[Collected data entries]
::::::::::

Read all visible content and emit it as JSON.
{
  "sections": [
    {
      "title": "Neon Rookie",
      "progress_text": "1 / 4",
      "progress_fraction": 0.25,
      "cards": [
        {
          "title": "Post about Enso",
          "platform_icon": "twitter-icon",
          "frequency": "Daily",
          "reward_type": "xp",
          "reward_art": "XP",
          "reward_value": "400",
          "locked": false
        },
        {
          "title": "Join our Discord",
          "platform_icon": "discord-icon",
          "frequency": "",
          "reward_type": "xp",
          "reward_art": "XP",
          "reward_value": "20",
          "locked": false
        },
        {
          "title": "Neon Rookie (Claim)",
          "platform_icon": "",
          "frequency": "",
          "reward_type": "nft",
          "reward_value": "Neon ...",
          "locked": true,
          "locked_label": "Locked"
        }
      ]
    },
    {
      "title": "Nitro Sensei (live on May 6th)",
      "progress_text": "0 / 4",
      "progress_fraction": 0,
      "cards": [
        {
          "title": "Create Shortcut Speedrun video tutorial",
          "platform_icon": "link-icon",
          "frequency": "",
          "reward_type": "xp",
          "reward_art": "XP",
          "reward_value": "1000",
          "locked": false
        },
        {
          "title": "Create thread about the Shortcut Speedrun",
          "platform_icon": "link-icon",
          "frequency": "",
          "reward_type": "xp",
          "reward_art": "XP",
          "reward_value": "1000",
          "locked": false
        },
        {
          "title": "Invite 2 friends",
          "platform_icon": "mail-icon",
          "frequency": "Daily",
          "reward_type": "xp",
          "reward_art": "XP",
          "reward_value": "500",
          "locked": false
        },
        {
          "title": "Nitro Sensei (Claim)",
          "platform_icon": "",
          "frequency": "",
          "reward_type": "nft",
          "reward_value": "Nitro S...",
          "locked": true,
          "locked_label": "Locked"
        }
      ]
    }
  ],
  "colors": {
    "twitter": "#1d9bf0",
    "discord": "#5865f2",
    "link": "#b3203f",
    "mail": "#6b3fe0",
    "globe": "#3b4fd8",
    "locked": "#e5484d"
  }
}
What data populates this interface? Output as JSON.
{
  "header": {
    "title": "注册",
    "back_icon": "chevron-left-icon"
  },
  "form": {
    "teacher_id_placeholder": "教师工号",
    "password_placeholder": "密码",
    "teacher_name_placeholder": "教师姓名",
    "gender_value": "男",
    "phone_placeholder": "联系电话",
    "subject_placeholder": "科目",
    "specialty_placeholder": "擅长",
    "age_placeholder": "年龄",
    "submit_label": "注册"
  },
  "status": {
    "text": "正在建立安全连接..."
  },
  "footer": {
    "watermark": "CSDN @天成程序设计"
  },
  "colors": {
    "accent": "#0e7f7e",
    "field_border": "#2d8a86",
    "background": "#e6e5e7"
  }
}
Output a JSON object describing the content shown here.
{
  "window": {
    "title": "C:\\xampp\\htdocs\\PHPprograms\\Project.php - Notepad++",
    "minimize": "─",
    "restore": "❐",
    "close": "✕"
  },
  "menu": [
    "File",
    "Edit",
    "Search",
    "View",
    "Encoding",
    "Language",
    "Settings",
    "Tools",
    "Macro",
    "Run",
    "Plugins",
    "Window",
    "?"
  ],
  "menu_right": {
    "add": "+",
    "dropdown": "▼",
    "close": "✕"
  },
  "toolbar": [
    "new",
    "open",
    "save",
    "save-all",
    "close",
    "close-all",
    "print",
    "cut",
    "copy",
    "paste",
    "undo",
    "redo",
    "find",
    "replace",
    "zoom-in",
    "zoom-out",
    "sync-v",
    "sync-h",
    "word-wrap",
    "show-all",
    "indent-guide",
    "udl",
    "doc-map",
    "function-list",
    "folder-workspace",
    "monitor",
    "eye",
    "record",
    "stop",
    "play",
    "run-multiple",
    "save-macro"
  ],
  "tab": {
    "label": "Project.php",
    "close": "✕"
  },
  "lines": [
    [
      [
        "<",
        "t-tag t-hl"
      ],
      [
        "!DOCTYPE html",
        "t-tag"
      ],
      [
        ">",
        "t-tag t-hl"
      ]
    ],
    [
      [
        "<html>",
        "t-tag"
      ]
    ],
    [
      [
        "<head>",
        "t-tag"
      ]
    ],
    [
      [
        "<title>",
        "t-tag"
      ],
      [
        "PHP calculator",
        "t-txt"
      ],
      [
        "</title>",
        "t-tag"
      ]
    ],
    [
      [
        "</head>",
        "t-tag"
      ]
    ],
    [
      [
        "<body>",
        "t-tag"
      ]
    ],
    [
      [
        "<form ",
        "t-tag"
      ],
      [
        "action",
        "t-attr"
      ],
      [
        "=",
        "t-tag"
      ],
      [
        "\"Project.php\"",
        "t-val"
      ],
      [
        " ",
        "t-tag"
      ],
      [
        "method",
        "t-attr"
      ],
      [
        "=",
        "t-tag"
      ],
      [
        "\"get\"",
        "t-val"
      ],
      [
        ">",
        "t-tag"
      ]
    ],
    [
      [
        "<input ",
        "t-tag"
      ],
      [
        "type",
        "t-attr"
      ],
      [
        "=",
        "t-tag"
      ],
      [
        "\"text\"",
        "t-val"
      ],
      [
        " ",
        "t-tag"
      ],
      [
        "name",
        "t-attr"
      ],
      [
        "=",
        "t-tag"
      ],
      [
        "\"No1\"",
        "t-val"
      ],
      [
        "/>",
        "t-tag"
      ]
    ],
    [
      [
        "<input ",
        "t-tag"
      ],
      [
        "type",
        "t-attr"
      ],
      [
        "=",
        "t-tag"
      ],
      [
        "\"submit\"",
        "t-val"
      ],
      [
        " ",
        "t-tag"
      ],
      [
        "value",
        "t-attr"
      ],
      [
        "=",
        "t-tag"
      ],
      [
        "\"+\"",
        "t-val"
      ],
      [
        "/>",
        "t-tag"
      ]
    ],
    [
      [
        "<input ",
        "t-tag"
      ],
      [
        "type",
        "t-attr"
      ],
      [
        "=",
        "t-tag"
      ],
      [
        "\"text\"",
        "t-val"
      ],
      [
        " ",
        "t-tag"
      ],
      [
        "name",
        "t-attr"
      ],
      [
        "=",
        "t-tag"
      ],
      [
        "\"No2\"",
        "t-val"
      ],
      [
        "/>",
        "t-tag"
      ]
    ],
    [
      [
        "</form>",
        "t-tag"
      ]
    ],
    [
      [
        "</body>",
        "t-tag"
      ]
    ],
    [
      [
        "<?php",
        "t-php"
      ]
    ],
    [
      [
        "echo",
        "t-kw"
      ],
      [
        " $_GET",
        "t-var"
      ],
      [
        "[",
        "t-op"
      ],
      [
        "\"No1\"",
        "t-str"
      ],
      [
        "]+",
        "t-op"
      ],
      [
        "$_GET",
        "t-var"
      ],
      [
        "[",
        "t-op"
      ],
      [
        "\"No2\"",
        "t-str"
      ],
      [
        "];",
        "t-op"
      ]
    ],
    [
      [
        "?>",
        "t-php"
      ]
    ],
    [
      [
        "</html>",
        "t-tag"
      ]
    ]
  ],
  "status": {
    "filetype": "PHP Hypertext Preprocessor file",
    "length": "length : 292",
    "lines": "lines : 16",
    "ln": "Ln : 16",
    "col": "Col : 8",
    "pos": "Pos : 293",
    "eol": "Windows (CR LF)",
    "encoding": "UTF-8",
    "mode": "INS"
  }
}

::::::::::

#### Exercise requirements:
What is the number of lines in this listing that contain the word "Speedrun"? Answer with that number and nothing else.

#### The reply:
2